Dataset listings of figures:
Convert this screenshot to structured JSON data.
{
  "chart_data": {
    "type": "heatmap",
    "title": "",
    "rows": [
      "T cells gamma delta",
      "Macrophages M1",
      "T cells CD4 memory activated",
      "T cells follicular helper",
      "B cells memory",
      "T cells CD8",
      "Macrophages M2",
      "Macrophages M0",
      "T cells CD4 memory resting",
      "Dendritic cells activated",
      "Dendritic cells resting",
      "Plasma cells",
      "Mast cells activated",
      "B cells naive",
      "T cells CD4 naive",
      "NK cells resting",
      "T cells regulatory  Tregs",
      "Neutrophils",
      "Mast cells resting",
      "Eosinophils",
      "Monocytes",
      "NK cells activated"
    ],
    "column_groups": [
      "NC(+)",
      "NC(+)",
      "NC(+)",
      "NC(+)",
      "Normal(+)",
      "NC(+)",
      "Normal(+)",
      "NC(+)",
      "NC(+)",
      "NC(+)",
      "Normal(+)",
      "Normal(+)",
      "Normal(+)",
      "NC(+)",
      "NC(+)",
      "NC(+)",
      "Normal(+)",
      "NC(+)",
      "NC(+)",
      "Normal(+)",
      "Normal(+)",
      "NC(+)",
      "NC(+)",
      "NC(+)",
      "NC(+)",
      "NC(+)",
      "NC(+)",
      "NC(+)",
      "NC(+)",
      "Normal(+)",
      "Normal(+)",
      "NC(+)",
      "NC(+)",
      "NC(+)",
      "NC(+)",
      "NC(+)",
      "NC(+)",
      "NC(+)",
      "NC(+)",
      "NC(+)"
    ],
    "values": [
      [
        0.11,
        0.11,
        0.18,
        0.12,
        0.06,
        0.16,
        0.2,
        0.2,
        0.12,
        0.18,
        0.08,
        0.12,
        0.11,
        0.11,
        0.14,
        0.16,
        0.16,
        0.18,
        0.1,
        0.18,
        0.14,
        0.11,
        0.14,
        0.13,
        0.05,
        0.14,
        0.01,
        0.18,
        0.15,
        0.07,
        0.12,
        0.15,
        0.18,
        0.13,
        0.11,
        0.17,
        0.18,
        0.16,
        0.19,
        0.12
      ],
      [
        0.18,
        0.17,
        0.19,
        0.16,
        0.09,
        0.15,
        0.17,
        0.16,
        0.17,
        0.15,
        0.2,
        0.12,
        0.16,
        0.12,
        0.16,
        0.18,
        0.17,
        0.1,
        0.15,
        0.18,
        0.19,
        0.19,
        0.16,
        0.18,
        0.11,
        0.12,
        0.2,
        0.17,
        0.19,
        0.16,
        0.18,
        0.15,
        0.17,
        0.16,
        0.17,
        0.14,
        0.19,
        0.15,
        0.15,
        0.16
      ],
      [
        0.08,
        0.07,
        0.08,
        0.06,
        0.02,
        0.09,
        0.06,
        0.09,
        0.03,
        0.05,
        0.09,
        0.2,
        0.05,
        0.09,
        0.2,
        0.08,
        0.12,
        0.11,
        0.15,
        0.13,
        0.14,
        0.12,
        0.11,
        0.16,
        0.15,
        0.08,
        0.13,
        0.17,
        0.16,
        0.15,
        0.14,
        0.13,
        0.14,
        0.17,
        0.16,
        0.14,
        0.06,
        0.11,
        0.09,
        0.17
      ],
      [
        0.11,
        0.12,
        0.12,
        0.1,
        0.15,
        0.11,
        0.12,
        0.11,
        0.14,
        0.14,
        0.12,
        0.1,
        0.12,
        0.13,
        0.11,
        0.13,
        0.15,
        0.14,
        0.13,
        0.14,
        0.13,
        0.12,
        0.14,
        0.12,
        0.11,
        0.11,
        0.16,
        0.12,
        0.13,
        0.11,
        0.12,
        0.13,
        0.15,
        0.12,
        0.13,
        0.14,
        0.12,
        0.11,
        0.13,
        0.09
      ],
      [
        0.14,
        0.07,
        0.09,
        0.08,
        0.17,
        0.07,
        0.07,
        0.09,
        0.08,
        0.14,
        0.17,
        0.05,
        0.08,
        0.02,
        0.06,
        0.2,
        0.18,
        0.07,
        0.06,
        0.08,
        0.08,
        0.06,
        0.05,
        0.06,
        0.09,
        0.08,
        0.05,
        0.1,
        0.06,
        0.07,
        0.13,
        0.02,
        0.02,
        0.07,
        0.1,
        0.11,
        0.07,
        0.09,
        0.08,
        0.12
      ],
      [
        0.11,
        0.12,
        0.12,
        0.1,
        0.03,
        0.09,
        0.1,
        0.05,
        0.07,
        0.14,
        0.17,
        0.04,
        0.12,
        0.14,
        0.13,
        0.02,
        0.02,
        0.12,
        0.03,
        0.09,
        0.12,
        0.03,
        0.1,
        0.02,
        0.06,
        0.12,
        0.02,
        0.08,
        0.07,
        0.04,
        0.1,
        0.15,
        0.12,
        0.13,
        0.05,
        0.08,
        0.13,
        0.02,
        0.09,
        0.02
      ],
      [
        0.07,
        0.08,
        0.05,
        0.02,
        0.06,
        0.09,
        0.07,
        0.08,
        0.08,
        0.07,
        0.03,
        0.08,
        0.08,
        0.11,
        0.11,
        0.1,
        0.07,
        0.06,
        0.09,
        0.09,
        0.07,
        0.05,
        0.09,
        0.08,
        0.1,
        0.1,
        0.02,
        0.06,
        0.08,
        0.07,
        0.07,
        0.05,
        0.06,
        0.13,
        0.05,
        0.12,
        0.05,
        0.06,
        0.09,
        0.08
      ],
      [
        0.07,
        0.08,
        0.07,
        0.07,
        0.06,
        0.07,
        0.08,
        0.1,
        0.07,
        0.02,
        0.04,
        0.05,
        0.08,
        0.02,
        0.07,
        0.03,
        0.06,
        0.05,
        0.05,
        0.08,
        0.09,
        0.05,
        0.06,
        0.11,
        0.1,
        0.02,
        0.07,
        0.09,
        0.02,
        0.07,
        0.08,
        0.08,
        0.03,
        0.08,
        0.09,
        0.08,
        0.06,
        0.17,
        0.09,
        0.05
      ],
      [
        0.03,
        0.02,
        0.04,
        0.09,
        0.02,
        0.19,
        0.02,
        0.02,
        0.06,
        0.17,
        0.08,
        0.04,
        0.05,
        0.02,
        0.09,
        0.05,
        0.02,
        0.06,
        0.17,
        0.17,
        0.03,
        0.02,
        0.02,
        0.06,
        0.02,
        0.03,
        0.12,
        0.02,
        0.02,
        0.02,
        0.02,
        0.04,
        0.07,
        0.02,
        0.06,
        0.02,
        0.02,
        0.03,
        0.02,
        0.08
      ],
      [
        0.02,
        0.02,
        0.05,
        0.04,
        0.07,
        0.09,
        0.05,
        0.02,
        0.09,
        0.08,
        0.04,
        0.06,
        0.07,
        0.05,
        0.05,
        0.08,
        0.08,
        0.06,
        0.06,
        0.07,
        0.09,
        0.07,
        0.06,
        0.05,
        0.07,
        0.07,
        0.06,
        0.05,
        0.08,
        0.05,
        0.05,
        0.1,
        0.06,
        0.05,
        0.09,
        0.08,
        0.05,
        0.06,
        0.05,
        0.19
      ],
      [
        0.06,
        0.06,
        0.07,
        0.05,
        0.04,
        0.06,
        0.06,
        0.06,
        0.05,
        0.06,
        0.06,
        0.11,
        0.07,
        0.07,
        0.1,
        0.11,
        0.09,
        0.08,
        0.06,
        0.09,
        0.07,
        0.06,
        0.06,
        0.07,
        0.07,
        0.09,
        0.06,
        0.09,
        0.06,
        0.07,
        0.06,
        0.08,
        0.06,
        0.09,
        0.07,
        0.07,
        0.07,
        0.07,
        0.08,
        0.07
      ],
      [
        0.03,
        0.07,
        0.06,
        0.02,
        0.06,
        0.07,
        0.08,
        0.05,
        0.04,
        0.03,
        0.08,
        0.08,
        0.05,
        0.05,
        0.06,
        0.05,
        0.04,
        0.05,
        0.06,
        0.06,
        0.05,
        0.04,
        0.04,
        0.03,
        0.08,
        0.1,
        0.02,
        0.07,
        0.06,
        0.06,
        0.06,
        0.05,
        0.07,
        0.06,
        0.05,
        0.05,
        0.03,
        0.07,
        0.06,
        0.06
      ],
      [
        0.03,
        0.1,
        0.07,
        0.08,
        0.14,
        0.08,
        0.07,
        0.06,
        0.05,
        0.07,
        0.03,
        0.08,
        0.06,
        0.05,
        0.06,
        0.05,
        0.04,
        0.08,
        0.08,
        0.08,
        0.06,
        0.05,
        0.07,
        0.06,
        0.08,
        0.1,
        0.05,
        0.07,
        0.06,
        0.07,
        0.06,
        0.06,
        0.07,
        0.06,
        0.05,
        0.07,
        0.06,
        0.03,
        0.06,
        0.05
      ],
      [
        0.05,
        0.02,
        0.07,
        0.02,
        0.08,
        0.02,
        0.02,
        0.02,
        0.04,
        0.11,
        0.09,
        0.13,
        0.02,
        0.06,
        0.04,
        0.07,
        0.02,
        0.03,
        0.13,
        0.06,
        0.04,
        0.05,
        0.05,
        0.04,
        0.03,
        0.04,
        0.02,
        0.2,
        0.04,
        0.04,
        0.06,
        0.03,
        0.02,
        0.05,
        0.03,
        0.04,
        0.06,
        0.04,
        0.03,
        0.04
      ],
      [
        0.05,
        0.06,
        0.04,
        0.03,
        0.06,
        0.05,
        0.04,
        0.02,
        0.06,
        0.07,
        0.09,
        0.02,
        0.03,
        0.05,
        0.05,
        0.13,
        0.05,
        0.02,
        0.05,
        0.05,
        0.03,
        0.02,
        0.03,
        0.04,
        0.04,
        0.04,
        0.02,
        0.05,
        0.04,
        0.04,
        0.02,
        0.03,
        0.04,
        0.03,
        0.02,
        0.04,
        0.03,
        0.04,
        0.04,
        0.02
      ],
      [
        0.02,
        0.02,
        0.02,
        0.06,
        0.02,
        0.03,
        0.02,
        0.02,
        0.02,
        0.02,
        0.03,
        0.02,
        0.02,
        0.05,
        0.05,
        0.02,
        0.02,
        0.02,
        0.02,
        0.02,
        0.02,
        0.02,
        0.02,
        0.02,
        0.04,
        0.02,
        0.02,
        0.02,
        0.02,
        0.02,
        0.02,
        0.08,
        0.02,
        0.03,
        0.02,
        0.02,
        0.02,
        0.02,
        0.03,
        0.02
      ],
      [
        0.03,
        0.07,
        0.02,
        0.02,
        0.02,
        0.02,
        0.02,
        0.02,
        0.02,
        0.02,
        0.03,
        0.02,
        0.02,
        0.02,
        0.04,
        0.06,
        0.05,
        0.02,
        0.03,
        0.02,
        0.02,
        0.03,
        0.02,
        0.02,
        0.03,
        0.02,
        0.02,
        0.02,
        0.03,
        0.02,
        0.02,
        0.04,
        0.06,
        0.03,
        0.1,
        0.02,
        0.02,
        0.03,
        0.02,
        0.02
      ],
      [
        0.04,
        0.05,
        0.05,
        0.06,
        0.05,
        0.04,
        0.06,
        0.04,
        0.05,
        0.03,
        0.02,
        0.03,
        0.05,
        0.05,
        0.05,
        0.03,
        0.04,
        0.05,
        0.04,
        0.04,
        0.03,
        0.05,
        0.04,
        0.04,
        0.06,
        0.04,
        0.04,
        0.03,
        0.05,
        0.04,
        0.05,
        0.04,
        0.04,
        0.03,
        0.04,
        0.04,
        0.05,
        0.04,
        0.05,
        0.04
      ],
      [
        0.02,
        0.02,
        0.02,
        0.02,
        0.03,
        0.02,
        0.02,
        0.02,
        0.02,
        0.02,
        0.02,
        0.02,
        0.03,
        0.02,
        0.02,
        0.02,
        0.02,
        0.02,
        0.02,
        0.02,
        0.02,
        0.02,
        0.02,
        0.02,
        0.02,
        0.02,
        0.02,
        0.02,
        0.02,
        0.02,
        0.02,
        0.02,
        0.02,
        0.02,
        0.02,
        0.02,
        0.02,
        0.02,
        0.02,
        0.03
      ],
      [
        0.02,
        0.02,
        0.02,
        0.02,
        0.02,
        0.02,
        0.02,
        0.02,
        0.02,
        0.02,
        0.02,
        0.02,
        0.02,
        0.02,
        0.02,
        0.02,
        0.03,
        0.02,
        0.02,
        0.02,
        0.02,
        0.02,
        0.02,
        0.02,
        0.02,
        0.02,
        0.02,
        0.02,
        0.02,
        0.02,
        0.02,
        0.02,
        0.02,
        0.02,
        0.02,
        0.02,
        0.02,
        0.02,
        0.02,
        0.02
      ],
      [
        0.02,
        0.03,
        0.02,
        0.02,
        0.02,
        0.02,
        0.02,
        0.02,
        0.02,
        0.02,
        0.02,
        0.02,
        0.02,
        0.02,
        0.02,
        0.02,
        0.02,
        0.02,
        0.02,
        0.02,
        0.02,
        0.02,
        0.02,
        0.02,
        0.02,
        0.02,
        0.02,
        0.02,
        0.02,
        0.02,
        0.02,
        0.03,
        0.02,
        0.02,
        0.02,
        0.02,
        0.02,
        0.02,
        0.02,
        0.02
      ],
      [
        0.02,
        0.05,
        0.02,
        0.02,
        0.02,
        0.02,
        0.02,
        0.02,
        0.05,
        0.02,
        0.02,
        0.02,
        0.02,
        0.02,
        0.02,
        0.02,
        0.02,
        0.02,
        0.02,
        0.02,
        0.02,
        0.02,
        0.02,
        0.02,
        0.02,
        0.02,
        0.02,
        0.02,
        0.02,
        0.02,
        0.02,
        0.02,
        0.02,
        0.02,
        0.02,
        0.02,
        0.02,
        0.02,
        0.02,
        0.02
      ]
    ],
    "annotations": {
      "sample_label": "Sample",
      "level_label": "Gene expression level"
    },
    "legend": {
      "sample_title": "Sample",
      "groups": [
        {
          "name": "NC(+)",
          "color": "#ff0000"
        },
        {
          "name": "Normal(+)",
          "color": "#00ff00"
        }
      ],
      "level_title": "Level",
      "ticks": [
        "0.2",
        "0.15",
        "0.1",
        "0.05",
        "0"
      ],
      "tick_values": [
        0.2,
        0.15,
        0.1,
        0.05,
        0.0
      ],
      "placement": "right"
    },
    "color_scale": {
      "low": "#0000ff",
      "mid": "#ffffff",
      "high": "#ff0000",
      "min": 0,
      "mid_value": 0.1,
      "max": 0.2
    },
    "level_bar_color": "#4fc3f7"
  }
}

• _ABOUT THIS EXERCISE_
Where a line of the records includes "Mast", copy it.

• _YOUR SOLUTION_
      "Mast cells activated",
      "Mast cells resting",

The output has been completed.